[Excerpt from a dataset]
◆ ◆ ◆ ◆ ◆ ◆ ◆

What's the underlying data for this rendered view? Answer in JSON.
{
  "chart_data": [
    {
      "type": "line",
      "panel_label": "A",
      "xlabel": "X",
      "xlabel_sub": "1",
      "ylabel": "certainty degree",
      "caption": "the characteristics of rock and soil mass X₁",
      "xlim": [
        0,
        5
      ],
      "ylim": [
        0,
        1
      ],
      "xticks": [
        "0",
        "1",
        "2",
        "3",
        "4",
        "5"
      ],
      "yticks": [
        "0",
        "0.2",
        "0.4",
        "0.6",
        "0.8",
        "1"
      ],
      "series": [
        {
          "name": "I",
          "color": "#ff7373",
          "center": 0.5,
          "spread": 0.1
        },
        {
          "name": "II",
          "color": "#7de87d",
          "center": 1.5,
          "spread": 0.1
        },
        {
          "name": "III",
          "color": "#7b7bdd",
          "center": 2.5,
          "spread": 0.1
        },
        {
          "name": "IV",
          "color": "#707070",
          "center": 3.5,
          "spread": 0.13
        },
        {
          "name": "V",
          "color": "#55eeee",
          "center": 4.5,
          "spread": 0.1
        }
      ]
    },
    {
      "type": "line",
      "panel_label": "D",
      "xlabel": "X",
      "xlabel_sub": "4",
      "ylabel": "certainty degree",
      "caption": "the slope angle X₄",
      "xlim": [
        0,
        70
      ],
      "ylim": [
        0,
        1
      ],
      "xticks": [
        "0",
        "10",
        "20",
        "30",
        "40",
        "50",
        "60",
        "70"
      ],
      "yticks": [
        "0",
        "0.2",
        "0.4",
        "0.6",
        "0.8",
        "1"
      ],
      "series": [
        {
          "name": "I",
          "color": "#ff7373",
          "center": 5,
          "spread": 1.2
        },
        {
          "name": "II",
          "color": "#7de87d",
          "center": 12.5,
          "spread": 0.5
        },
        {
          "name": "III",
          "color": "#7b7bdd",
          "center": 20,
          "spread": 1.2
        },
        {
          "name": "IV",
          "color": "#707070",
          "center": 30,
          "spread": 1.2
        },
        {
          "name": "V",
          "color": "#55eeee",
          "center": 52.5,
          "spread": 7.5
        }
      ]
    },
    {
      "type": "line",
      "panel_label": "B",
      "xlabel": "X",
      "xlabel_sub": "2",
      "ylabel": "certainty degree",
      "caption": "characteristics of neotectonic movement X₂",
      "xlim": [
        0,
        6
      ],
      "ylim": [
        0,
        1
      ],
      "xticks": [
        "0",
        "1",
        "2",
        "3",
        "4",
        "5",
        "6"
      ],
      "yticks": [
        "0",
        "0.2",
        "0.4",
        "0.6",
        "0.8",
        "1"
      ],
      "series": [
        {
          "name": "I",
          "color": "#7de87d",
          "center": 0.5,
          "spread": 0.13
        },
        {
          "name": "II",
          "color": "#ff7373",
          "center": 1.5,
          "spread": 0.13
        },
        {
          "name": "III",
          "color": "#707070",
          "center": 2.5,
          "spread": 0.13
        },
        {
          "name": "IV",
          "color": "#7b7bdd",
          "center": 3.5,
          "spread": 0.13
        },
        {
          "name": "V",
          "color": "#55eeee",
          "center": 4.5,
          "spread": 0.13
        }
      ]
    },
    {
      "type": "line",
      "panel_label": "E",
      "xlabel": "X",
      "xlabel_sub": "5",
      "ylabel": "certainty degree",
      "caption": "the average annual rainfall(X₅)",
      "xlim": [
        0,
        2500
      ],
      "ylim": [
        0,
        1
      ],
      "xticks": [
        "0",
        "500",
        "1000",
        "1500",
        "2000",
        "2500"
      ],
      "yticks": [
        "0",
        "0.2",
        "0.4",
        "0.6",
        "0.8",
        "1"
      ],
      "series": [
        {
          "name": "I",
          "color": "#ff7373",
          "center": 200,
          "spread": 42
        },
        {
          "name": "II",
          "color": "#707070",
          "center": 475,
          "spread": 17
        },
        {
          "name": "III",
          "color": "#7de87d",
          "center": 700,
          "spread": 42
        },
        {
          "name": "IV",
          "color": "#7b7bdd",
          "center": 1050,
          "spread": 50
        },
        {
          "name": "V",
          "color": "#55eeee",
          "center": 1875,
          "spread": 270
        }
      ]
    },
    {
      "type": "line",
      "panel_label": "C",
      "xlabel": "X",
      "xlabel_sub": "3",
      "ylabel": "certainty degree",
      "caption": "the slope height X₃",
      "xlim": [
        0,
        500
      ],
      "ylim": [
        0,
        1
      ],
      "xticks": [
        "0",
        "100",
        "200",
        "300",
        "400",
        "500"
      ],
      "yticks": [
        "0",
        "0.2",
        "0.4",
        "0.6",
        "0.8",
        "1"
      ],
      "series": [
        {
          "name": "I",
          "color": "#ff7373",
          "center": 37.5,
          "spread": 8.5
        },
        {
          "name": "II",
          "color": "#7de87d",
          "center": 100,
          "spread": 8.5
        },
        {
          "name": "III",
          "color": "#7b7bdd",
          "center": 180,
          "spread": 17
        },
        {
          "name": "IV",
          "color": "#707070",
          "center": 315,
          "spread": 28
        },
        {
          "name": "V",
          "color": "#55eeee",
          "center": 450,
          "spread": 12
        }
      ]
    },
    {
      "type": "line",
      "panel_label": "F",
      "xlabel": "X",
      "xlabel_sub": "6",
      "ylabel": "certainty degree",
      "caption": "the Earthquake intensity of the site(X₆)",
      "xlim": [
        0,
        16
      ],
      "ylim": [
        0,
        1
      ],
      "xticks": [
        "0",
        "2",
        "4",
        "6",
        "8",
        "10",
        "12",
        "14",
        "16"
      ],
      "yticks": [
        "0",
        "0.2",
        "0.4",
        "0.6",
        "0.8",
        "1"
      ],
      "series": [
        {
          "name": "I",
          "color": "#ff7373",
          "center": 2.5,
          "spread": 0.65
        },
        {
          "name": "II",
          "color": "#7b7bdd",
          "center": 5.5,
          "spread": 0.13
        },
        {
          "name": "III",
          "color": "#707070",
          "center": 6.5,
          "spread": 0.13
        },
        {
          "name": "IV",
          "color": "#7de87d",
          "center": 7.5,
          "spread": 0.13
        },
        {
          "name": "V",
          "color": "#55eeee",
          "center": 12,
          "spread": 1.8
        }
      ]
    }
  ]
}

◆ ◆ ◆ ◆ ◆ ◆ ◆

▶ Exercise objective
In the records above, collect each line with "caption".

▶ Result
      "caption": "the characteristics of rock and soil mass X₁",
      "caption": "the slope angle X₄",
      "caption": "characteristics of neotectonic movement X₂",
      "caption": "the average annual rainfall(X₅)",
      "caption": "the slope height X₃",
      "caption": "the Earthquake intensity of the site(X₆)",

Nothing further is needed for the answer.